REQUIREMENT:
Working through the lines below, return each one that holds "ffffff".

DATA FOR REVIEW:
++++++++++++++++++++

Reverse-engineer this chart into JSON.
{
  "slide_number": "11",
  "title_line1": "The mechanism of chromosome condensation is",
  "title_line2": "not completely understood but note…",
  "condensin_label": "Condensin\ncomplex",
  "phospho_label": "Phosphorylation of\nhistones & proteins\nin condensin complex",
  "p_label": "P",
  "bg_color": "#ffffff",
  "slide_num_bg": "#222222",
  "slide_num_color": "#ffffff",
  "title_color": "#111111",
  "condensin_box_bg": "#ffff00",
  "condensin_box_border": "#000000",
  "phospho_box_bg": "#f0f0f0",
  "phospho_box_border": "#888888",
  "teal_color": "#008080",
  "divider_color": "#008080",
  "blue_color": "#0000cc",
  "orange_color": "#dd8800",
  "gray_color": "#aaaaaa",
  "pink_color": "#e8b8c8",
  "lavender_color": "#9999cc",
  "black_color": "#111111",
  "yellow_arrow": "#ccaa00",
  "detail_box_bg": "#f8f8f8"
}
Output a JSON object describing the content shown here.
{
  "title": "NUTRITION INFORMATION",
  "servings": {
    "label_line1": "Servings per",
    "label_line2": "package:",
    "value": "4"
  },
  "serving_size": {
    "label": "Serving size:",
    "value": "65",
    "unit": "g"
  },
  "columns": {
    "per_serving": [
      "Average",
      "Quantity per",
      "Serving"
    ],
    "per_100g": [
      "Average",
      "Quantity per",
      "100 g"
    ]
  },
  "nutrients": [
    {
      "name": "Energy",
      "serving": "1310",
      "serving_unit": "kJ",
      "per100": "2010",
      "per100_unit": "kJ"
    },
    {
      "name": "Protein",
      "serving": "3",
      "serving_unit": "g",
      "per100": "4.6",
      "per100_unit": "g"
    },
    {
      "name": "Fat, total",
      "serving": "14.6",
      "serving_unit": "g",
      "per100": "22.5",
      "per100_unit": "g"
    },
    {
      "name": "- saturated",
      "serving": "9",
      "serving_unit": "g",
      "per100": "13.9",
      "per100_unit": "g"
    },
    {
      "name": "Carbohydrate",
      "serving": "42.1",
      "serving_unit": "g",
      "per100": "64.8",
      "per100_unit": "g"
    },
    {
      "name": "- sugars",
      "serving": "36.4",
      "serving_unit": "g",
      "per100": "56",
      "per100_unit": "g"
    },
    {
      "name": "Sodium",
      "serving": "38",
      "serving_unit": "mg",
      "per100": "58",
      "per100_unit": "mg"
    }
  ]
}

++++++++++++++++++++

EXERCISE RESPONSE:
  "bg_color": "#ffffff",
  "slide_num_color": "#ffffff",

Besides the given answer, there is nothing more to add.